WHAT YOU NEED TO DO: For the data below, work out how many lines include the string "BLACK" and report only the number.

[start SOURCE MATERIAL]

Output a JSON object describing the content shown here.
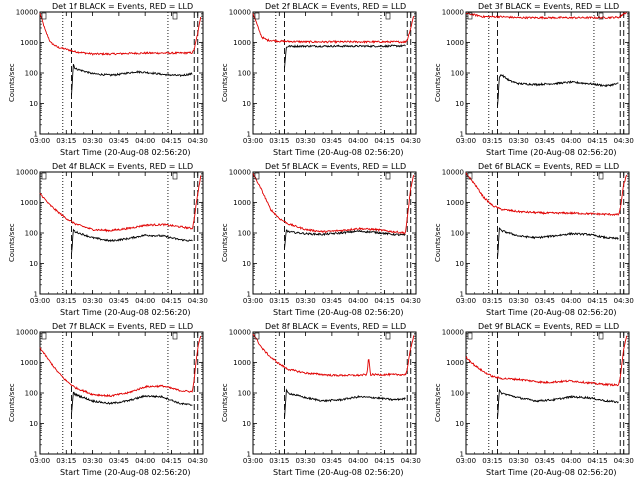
{
  "figure": {
    "colors": {
      "events": "#000000",
      "lld": "#e00000"
    }
  },
  "chart_data": [
    {
      "type": "line",
      "title": "Det 1f BLACK = Events, RED = LLD",
      "xlabel": "Start Time (20-Aug-08 02:56:20)",
      "ylabel": "Counts/sec",
      "yscale": "log",
      "ylim": [
        1,
        10000
      ],
      "xlim": [
        "03:00",
        "04:33"
      ],
      "xticks": [
        "03:00",
        "03:15",
        "03:30",
        "03:45",
        "04:00",
        "04:15",
        "04:30"
      ],
      "yticks": [
        "1",
        "10",
        "100",
        "1000",
        "10000"
      ],
      "vlines": [
        {
          "style": "dotted",
          "x": "03:13"
        },
        {
          "style": "dashed",
          "x": "03:18"
        },
        {
          "style": "dotted",
          "x": "04:13"
        },
        {
          "style": "dashed",
          "x": "04:28"
        },
        {
          "style": "dashed",
          "x": "04:30"
        }
      ],
      "series": [
        {
          "x": [
            "03:00",
            "03:03",
            "03:06",
            "03:10",
            "03:15",
            "03:20",
            "03:30",
            "03:40",
            "03:45",
            "03:50",
            "04:00",
            "04:05",
            "04:10",
            "04:20",
            "04:27",
            "04:28",
            "04:30",
            "04:32"
          ],
          "y": [
            9000,
            2500,
            1000,
            700,
            600,
            500,
            420,
            420,
            430,
            440,
            450,
            450,
            450,
            450,
            460,
            600,
            2000,
            9000
          ],
          "color": "#e00000"
        },
        {
          "x": [
            "03:18",
            "03:19",
            "03:20",
            "03:30",
            "03:40",
            "03:45",
            "03:50",
            "03:55",
            "04:00",
            "04:05",
            "04:10",
            "04:20",
            "04:27"
          ],
          "y": [
            20,
            200,
            140,
            95,
            85,
            90,
            100,
            110,
            105,
            98,
            90,
            82,
            95
          ],
          "color": "#000000"
        }
      ]
    },
    {
      "type": "line",
      "title": "Det 2f BLACK = Events, RED = LLD",
      "xlabel": "Start Time (20-Aug-08 02:56:20)",
      "ylabel": "Counts/sec",
      "yscale": "log",
      "ylim": [
        1,
        10000
      ],
      "xlim": [
        "03:00",
        "04:33"
      ],
      "xticks": [
        "03:00",
        "03:15",
        "03:30",
        "03:45",
        "04:00",
        "04:15",
        "04:30"
      ],
      "yticks": [
        "1",
        "10",
        "100",
        "1000",
        "10000"
      ],
      "vlines": [
        {
          "style": "dotted",
          "x": "03:13"
        },
        {
          "style": "dashed",
          "x": "03:18"
        },
        {
          "style": "dotted",
          "x": "04:13"
        },
        {
          "style": "dashed",
          "x": "04:28"
        },
        {
          "style": "dashed",
          "x": "04:30"
        }
      ],
      "series": [
        {
          "x": [
            "03:00",
            "03:03",
            "03:05",
            "03:08",
            "03:15",
            "03:30",
            "03:45",
            "04:00",
            "04:15",
            "04:27",
            "04:28",
            "04:30",
            "04:32"
          ],
          "y": [
            9000,
            3000,
            1500,
            1200,
            1100,
            1050,
            1050,
            1050,
            1050,
            1050,
            1200,
            3000,
            9000
          ],
          "color": "#e00000"
        },
        {
          "x": [
            "03:18",
            "03:19",
            "03:20",
            "03:30",
            "03:45",
            "04:00",
            "04:15",
            "04:27"
          ],
          "y": [
            150,
            700,
            750,
            760,
            760,
            760,
            760,
            780
          ],
          "color": "#000000"
        }
      ]
    },
    {
      "type": "line",
      "title": "Det 3f BLACK = Events, RED = LLD",
      "xlabel": "Start Time (20-Aug-08 02:56:20)",
      "ylabel": "Counts/sec",
      "yscale": "log",
      "ylim": [
        1,
        10000
      ],
      "xlim": [
        "03:00",
        "04:33"
      ],
      "xticks": [
        "03:00",
        "03:15",
        "03:30",
        "03:45",
        "04:00",
        "04:15",
        "04:30"
      ],
      "yticks": [
        "1",
        "10",
        "100",
        "1000",
        "10000"
      ],
      "vlines": [
        {
          "style": "dotted",
          "x": "03:13"
        },
        {
          "style": "dashed",
          "x": "03:18"
        },
        {
          "style": "dotted",
          "x": "04:13"
        },
        {
          "style": "dashed",
          "x": "04:28"
        },
        {
          "style": "dashed",
          "x": "04:30"
        }
      ],
      "series": [
        {
          "x": [
            "03:00",
            "03:05",
            "03:10",
            "03:15",
            "03:20",
            "03:30",
            "03:45",
            "04:00",
            "04:15",
            "04:27",
            "04:28",
            "04:30",
            "04:32"
          ],
          "y": [
            9000,
            8000,
            7000,
            7000,
            7000,
            6500,
            6500,
            6500,
            6500,
            6700,
            7000,
            9000,
            9500
          ],
          "color": "#e00000"
        },
        {
          "x": [
            "03:18",
            "03:19",
            "03:20",
            "03:25",
            "03:30",
            "03:40",
            "03:50",
            "04:00",
            "04:10",
            "04:20",
            "04:27"
          ],
          "y": [
            8,
            70,
            90,
            55,
            45,
            42,
            45,
            50,
            45,
            38,
            45
          ],
          "color": "#000000"
        }
      ]
    },
    {
      "type": "line",
      "title": "Det 4f BLACK = Events, RED = LLD",
      "xlabel": "Start Time (20-Aug-08 02:56:20)",
      "ylabel": "Counts/sec",
      "yscale": "log",
      "ylim": [
        1,
        10000
      ],
      "xlim": [
        "03:00",
        "04:33"
      ],
      "xticks": [
        "03:00",
        "03:15",
        "03:30",
        "03:45",
        "04:00",
        "04:15",
        "04:30"
      ],
      "yticks": [
        "1",
        "10",
        "100",
        "1000",
        "10000"
      ],
      "vlines": [
        {
          "style": "dotted",
          "x": "03:13"
        },
        {
          "style": "dashed",
          "x": "03:18"
        },
        {
          "style": "dotted",
          "x": "04:13"
        },
        {
          "style": "dashed",
          "x": "04:28"
        },
        {
          "style": "dashed",
          "x": "04:30"
        }
      ],
      "series": [
        {
          "x": [
            "03:00",
            "03:05",
            "03:10",
            "03:15",
            "03:20",
            "03:30",
            "03:40",
            "03:50",
            "04:00",
            "04:10",
            "04:20",
            "04:27",
            "04:28",
            "04:30",
            "04:32"
          ],
          "y": [
            2000,
            900,
            500,
            300,
            200,
            130,
            120,
            140,
            180,
            190,
            160,
            140,
            300,
            2000,
            9000
          ],
          "color": "#e00000"
        },
        {
          "x": [
            "03:18",
            "03:19",
            "03:20",
            "03:30",
            "03:40",
            "03:50",
            "04:00",
            "04:10",
            "04:20",
            "04:27"
          ],
          "y": [
            20,
            130,
            110,
            70,
            55,
            65,
            85,
            80,
            60,
            55
          ],
          "color": "#000000"
        }
      ]
    },
    {
      "type": "line",
      "title": "Det 5f BLACK = Events, RED = LLD",
      "xlabel": "Start Time (20-Aug-08 02:56:20)",
      "ylabel": "Counts/sec",
      "yscale": "log",
      "ylim": [
        1,
        10000
      ],
      "xlim": [
        "03:00",
        "04:33"
      ],
      "xticks": [
        "03:00",
        "03:15",
        "03:30",
        "03:45",
        "04:00",
        "04:15",
        "04:30"
      ],
      "yticks": [
        "1",
        "10",
        "100",
        "1000",
        "10000"
      ],
      "vlines": [
        {
          "style": "dotted",
          "x": "03:13"
        },
        {
          "style": "dashed",
          "x": "03:18"
        },
        {
          "style": "dotted",
          "x": "04:13"
        },
        {
          "style": "dashed",
          "x": "04:28"
        },
        {
          "style": "dashed",
          "x": "04:30"
        }
      ],
      "series": [
        {
          "x": [
            "03:00",
            "03:05",
            "03:10",
            "03:15",
            "03:20",
            "03:30",
            "03:40",
            "03:50",
            "04:00",
            "04:10",
            "04:20",
            "04:27",
            "04:28",
            "04:30",
            "04:32"
          ],
          "y": [
            9000,
            2500,
            600,
            300,
            200,
            130,
            110,
            120,
            140,
            130,
            110,
            100,
            300,
            3000,
            9000
          ],
          "color": "#e00000"
        },
        {
          "x": [
            "03:18",
            "03:19",
            "03:20",
            "03:30",
            "03:40",
            "03:50",
            "04:00",
            "04:10",
            "04:20",
            "04:27"
          ],
          "y": [
            30,
            130,
            110,
            95,
            90,
            100,
            115,
            105,
            90,
            85
          ],
          "color": "#000000"
        }
      ]
    },
    {
      "type": "line",
      "title": "Det 6f BLACK = Events, RED = LLD",
      "xlabel": "Start Time (20-Aug-08 02:56:20)",
      "ylabel": "Counts/sec",
      "yscale": "log",
      "ylim": [
        1,
        10000
      ],
      "xlim": [
        "03:00",
        "04:33"
      ],
      "xticks": [
        "03:00",
        "03:15",
        "03:30",
        "03:45",
        "04:00",
        "04:15",
        "04:30"
      ],
      "yticks": [
        "1",
        "10",
        "100",
        "1000",
        "10000"
      ],
      "vlines": [
        {
          "style": "dotted",
          "x": "03:13"
        },
        {
          "style": "dashed",
          "x": "03:18"
        },
        {
          "style": "dotted",
          "x": "04:13"
        },
        {
          "style": "dashed",
          "x": "04:28"
        },
        {
          "style": "dashed",
          "x": "04:30"
        }
      ],
      "series": [
        {
          "x": [
            "03:00",
            "03:05",
            "03:10",
            "03:15",
            "03:20",
            "03:30",
            "03:45",
            "04:00",
            "04:15",
            "04:27",
            "04:28",
            "04:30",
            "04:32"
          ],
          "y": [
            9000,
            4000,
            1500,
            800,
            600,
            500,
            450,
            450,
            420,
            400,
            600,
            4000,
            9000
          ],
          "color": "#e00000"
        },
        {
          "x": [
            "03:18",
            "03:19",
            "03:20",
            "03:30",
            "03:40",
            "03:50",
            "04:00",
            "04:10",
            "04:20",
            "04:27"
          ],
          "y": [
            15,
            140,
            120,
            80,
            70,
            80,
            95,
            90,
            70,
            65
          ],
          "color": "#000000"
        }
      ]
    },
    {
      "type": "line",
      "title": "Det 7f BLACK = Events, RED = LLD",
      "xlabel": "Start Time (20-Aug-08 02:56:20)",
      "ylabel": "Counts/sec",
      "yscale": "log",
      "ylim": [
        1,
        10000
      ],
      "xlim": [
        "03:00",
        "04:33"
      ],
      "xticks": [
        "03:00",
        "03:15",
        "03:30",
        "03:45",
        "04:00",
        "04:15",
        "04:30"
      ],
      "yticks": [
        "1",
        "10",
        "100",
        "1000",
        "10000"
      ],
      "vlines": [
        {
          "style": "dotted",
          "x": "03:13"
        },
        {
          "style": "dashed",
          "x": "03:18"
        },
        {
          "style": "dotted",
          "x": "04:13"
        },
        {
          "style": "dashed",
          "x": "04:28"
        },
        {
          "style": "dashed",
          "x": "04:30"
        }
      ],
      "series": [
        {
          "x": [
            "03:00",
            "03:05",
            "03:10",
            "03:15",
            "03:20",
            "03:30",
            "03:40",
            "03:50",
            "04:00",
            "04:10",
            "04:20",
            "04:27",
            "04:28",
            "04:30",
            "04:32"
          ],
          "y": [
            3000,
            1200,
            500,
            250,
            150,
            90,
            80,
            100,
            160,
            170,
            120,
            110,
            300,
            3000,
            9000
          ],
          "color": "#e00000"
        },
        {
          "x": [
            "03:18",
            "03:19",
            "03:20",
            "03:30",
            "03:40",
            "03:50",
            "04:00",
            "04:10",
            "04:20",
            "04:27"
          ],
          "y": [
            20,
            110,
            90,
            55,
            45,
            55,
            80,
            75,
            45,
            40
          ],
          "color": "#000000"
        }
      ]
    },
    {
      "type": "line",
      "title": "Det 8f BLACK = Events, RED = LLD",
      "xlabel": "Start Time (20-Aug-08 02:56:20)",
      "ylabel": "Counts/sec",
      "yscale": "log",
      "ylim": [
        1,
        10000
      ],
      "xlim": [
        "03:00",
        "04:33"
      ],
      "xticks": [
        "03:00",
        "03:15",
        "03:30",
        "03:45",
        "04:00",
        "04:15",
        "04:30"
      ],
      "yticks": [
        "1",
        "10",
        "100",
        "1000",
        "10000"
      ],
      "vlines": [
        {
          "style": "dotted",
          "x": "03:13"
        },
        {
          "style": "dashed",
          "x": "03:18"
        },
        {
          "style": "dotted",
          "x": "04:13"
        },
        {
          "style": "dashed",
          "x": "04:28"
        },
        {
          "style": "dashed",
          "x": "04:30"
        }
      ],
      "series": [
        {
          "x": [
            "03:00",
            "03:05",
            "03:10",
            "03:15",
            "03:20",
            "03:30",
            "03:45",
            "04:00",
            "04:05",
            "04:06",
            "04:07",
            "04:15",
            "04:27",
            "04:28",
            "04:30",
            "04:32"
          ],
          "y": [
            9000,
            3000,
            1500,
            900,
            600,
            450,
            380,
            380,
            400,
            1500,
            400,
            400,
            400,
            600,
            3000,
            9000
          ],
          "color": "#e00000"
        },
        {
          "x": [
            "03:18",
            "03:19",
            "03:20",
            "03:30",
            "03:40",
            "03:50",
            "04:00",
            "04:10",
            "04:20",
            "04:27"
          ],
          "y": [
            15,
            120,
            100,
            70,
            55,
            60,
            75,
            70,
            60,
            65
          ],
          "color": "#000000"
        }
      ]
    },
    {
      "type": "line",
      "title": "Det 9f BLACK = Events, RED = LLD",
      "xlabel": "Start Time (20-Aug-08 02:56:20)",
      "ylabel": "Counts/sec",
      "yscale": "log",
      "ylim": [
        1,
        10000
      ],
      "xlim": [
        "03:00",
        "04:33"
      ],
      "xticks": [
        "03:00",
        "03:15",
        "03:30",
        "03:45",
        "04:00",
        "04:15",
        "04:30"
      ],
      "yticks": [
        "1",
        "10",
        "100",
        "1000",
        "10000"
      ],
      "vlines": [
        {
          "style": "dotted",
          "x": "03:13"
        },
        {
          "style": "dashed",
          "x": "03:18"
        },
        {
          "style": "dotted",
          "x": "04:13"
        },
        {
          "style": "dashed",
          "x": "04:28"
        },
        {
          "style": "dashed",
          "x": "04:30"
        }
      ],
      "series": [
        {
          "x": [
            "03:00",
            "03:05",
            "03:10",
            "03:15",
            "03:20",
            "03:30",
            "03:45",
            "04:00",
            "04:15",
            "04:27",
            "04:28",
            "04:30",
            "04:32"
          ],
          "y": [
            1500,
            800,
            500,
            350,
            300,
            280,
            220,
            250,
            200,
            180,
            300,
            3000,
            9000
          ],
          "color": "#e00000"
        },
        {
          "x": [
            "03:18",
            "03:19",
            "03:20",
            "03:30",
            "03:40",
            "03:50",
            "04:00",
            "04:10",
            "04:20",
            "04:27"
          ],
          "y": [
            15,
            120,
            100,
            70,
            55,
            60,
            75,
            70,
            55,
            50
          ],
          "color": "#000000"
        }
      ]
    }
  ]
}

[end SOURCE MATERIAL]

EXERCISE RESULT: 9